A run of records
------------------------------------------------------------------------
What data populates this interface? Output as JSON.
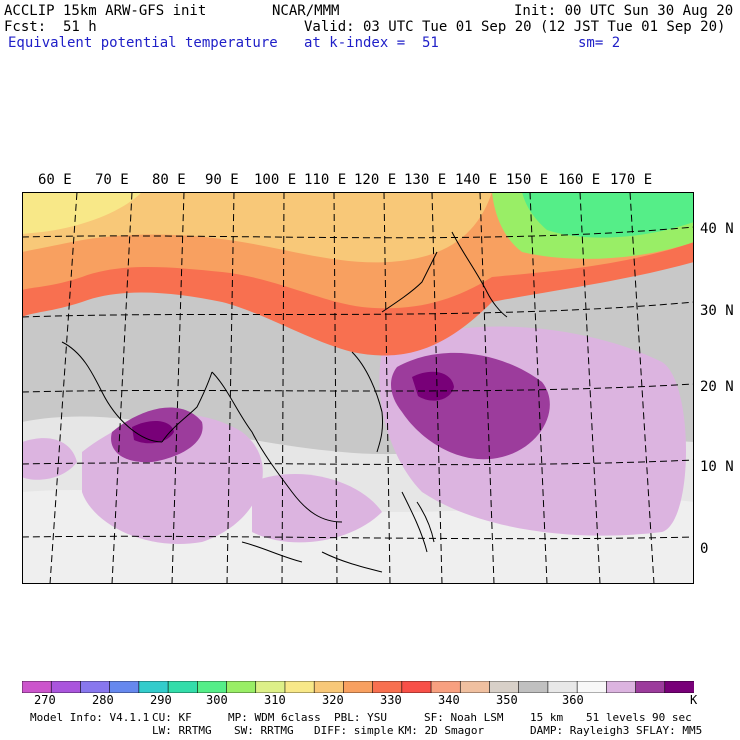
{
  "header": {
    "model": "ACCLIP 15km ARW-GFS init",
    "center": "NCAR/MMM",
    "init": "Init: 00 UTC Sun 30 Aug 20",
    "fcst": "Fcst:  51 h",
    "valid": "Valid: 03 UTC Tue 01 Sep 20 (12 JST Tue 01 Sep 20)",
    "field": "Equivalent potential temperature",
    "level": "at k-index =  51",
    "smooth": "sm= 2"
  },
  "map": {
    "lon_labels": [
      "60 E",
      "70 E",
      "80 E",
      "90 E",
      "100 E",
      "110 E",
      "120 E",
      "130 E",
      "140 E",
      "150 E",
      "160 E",
      "170 E"
    ],
    "lat_labels": [
      "40 N",
      "30 N",
      "20 N",
      "10 N",
      "0"
    ]
  },
  "colorbar": {
    "colors": [
      "#cc55cc",
      "#aa55dd",
      "#8877ee",
      "#6688ee",
      "#33cccc",
      "#33ddaa",
      "#55ee88",
      "#99ee66",
      "#ddf088",
      "#f8e888",
      "#f8c878",
      "#f8a060",
      "#f87050",
      "#f85048",
      "#f8a080",
      "#f0c0a0",
      "#d8d0c8",
      "#c0c0c0",
      "#e8e8e8",
      "#f8f8f8",
      "#dcb4e0",
      "#9c3c9c",
      "#780078"
    ],
    "labels": [
      "270",
      "280",
      "290",
      "300",
      "310",
      "320",
      "330",
      "340",
      "350",
      "360"
    ],
    "unit": "K"
  },
  "footer": {
    "line1": [
      "Model Info: V4.1.1",
      "CU: KF",
      "MP: WDM 6class",
      "PBL: YSU",
      "SF: Noah LSM",
      "15 km",
      "51 levels",
      "90 sec"
    ],
    "line2": [
      "LW: RRTMG",
      "SW: RRTMG",
      "DIFF: simple",
      "KM: 2D Smagor",
      "DAMP: Rayleigh3",
      "SFLAY: MM5"
    ]
  }
}
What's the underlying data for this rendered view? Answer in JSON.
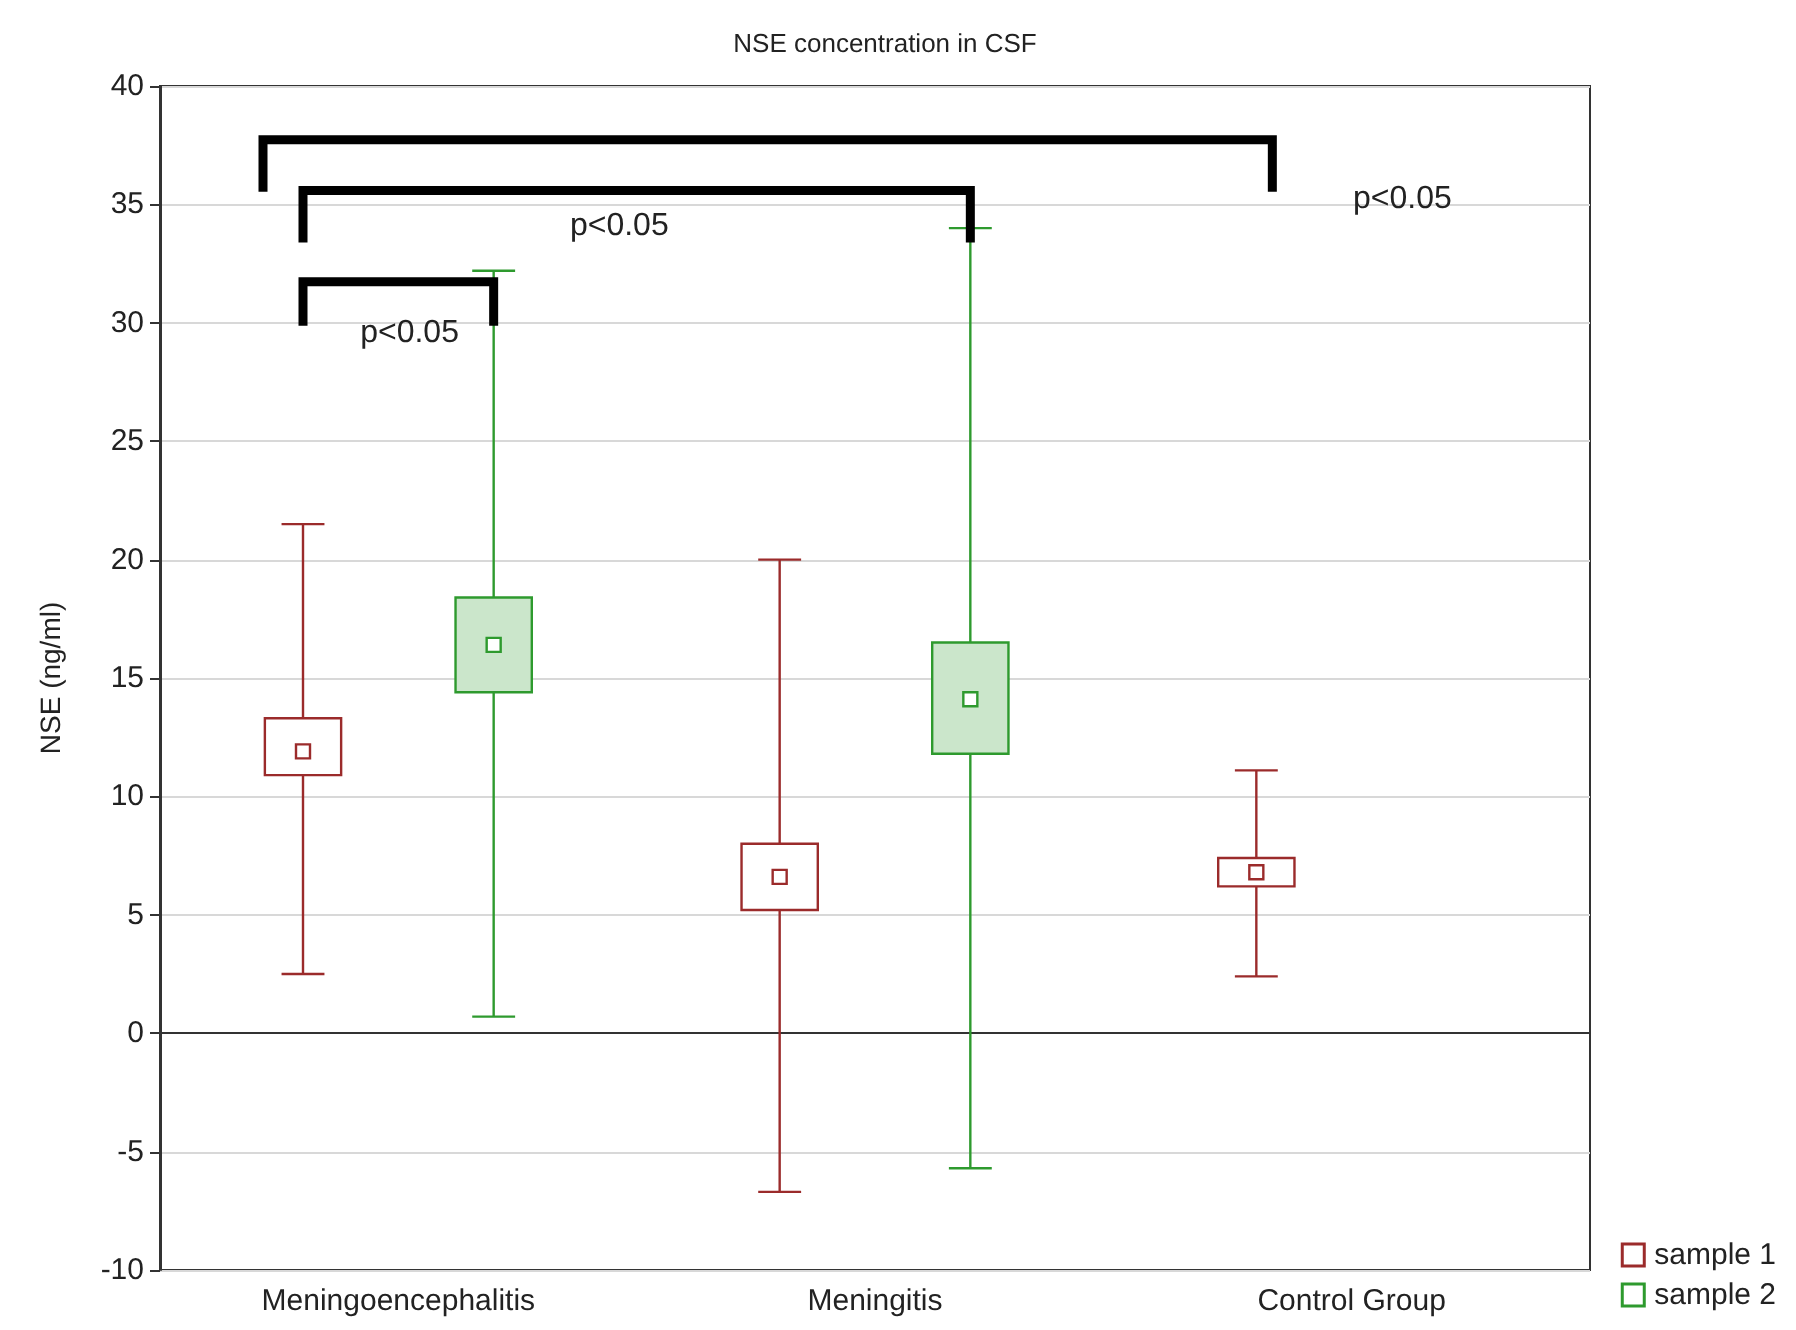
{
  "chart_data": {
    "type": "box",
    "title": "NSE concentration in CSF",
    "ylabel": "NSE (ng/ml)",
    "categories": [
      "Meningoencephalitis",
      "Meningitis",
      "Control Group"
    ],
    "series": [
      {
        "name": "sample 1",
        "color": "#9b2b2b",
        "boxes": [
          {
            "low": 2.5,
            "q1": 10.9,
            "median": 11.9,
            "q3": 13.3,
            "high": 21.5
          },
          {
            "low": -6.7,
            "q1": 5.2,
            "median": 6.6,
            "q3": 8.0,
            "high": 20.0
          },
          {
            "low": 2.4,
            "q1": 6.2,
            "median": 6.8,
            "q3": 7.4,
            "high": 11.1
          }
        ]
      },
      {
        "name": "sample 2",
        "color": "#2e9a2e",
        "boxes": [
          {
            "low": 0.7,
            "q1": 14.4,
            "median": 16.4,
            "q3": 18.4,
            "high": 32.2
          },
          {
            "low": -5.7,
            "q1": 11.8,
            "median": 14.1,
            "q3": 16.5,
            "high": 34.0
          },
          null
        ]
      }
    ],
    "ylim": [
      -10,
      40
    ],
    "yticks": [
      -10,
      -5,
      0,
      5,
      10,
      15,
      20,
      25,
      30,
      35,
      40
    ],
    "grid": "y",
    "legend": "bottom right",
    "marker": "square",
    "annotations": [
      "p<0.05",
      "p<0.05",
      "p<0.05"
    ]
  }
}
------------------------------------------------------------------------
What the exercise asks => Pictures are excluded; copy all other data exactly as shown.

Output for this exercise =>
What data populates this interface? Output as JSON.
{
  "header": {
    "model": "ACCLIP 15km ARW-GFS init",
    "center": "NCAR/MMM",
    "init": "Init: 00 UTC Sun 30 Aug 20",
    "fcst": "Fcst:  51 h",
    "valid": "Valid: 03 UTC Tue 01 Sep 20 (12 JST Tue 01 Sep 20)",
    "field": "Equivalent potential temperature",
    "level": "at k-index =  51",
    "smooth": "sm= 2"
  },
  "map": {
    "lon_labels": [
      "60 E",
      "70 E",
      "80 E",
      "90 E",
      "100 E",
      "110 E",
      "120 E",
      "130 E",
      "140 E",
      "150 E",
      "160 E",
      "170 E"
    ],
    "lat_labels": [
      "40 N",
      "30 N",
      "20 N",
      "10 N",
      "0"
    ]
  },
  "colorbar": {
    "colors": [
      "#cc55cc",
      "#aa55dd",
      "#8877ee",
      "#6688ee",
      "#33cccc",
      "#33ddaa",
      "#55ee88",
      "#99ee66",
      "#ddf088",
      "#f8e888",
      "#f8c878",
      "#f8a060",
      "#f87050",
      "#f85048",
      "#f8a080",
      "#f0c0a0",
      "#d8d0c8",
      "#c0c0c0",
      "#e8e8e8",
      "#f8f8f8",
      "#dcb4e0",
      "#9c3c9c",
      "#780078"
    ],
    "labels": [
      "270",
      "280",
      "290",
      "300",
      "310",
      "320",
      "330",
      "340",
      "350",
      "360"
    ],
    "unit": "K"
  },
  "footer": {
    "line1": [
      "Model Info: V4.1.1",
      "CU: KF",
      "MP: WDM 6class",
      "PBL: YSU",
      "SF: Noah LSM",
      "15 km",
      "51 levels",
      "90 sec"
    ],
    "line2": [
      "LW: RRTMG",
      "SW: RRTMG",
      "DIFF: simple",
      "KM: 2D Smagor",
      "DAMP: Rayleigh3",
      "SFLAY: MM5"
    ]
  }
}
What's the underlying data for this rendered view? Answer in JSON.
{
  "chart_data": {
    "type": "box",
    "title": "NSE concentration in CSF",
    "ylabel": "NSE (ng/ml)",
    "categories": [
      "Meningoencephalitis",
      "Meningitis",
      "Control Group"
    ],
    "series": [
      {
        "name": "sample 1",
        "color": "#9b2b2b",
        "boxes": [
          {
            "low": 2.5,
            "q1": 10.9,
            "median": 11.9,
            "q3": 13.3,
            "high": 21.5
          },
          {
            "low": -6.7,
            "q1": 5.2,
            "median": 6.6,
            "q3": 8.0,
            "high": 20.0
          },
          {
            "low": 2.4,
            "q1": 6.2,
            "median": 6.8,
            "q3": 7.4,
            "high": 11.1
          }
        ]
      },
      {
        "name": "sample 2",
        "color": "#2e9a2e",
        "boxes": [
          {
            "low": 0.7,
            "q1": 14.4,
            "median": 16.4,
            "q3": 18.4,
            "high": 32.2
          },
          {
            "low": -5.7,
            "q1": 11.8,
            "median": 14.1,
            "q3": 16.5,
            "high": 34.0
          },
          null
        ]
      }
    ],
    "ylim": [
      -10,
      40
    ],
    "yticks": [
      -10,
      -5,
      0,
      5,
      10,
      15,
      20,
      25,
      30,
      35,
      40
    ],
    "grid": "y",
    "legend": "bottom right",
    "marker": "square",
    "annotations": [
      "p<0.05",
      "p<0.05",
      "p<0.05"
    ]
  }
}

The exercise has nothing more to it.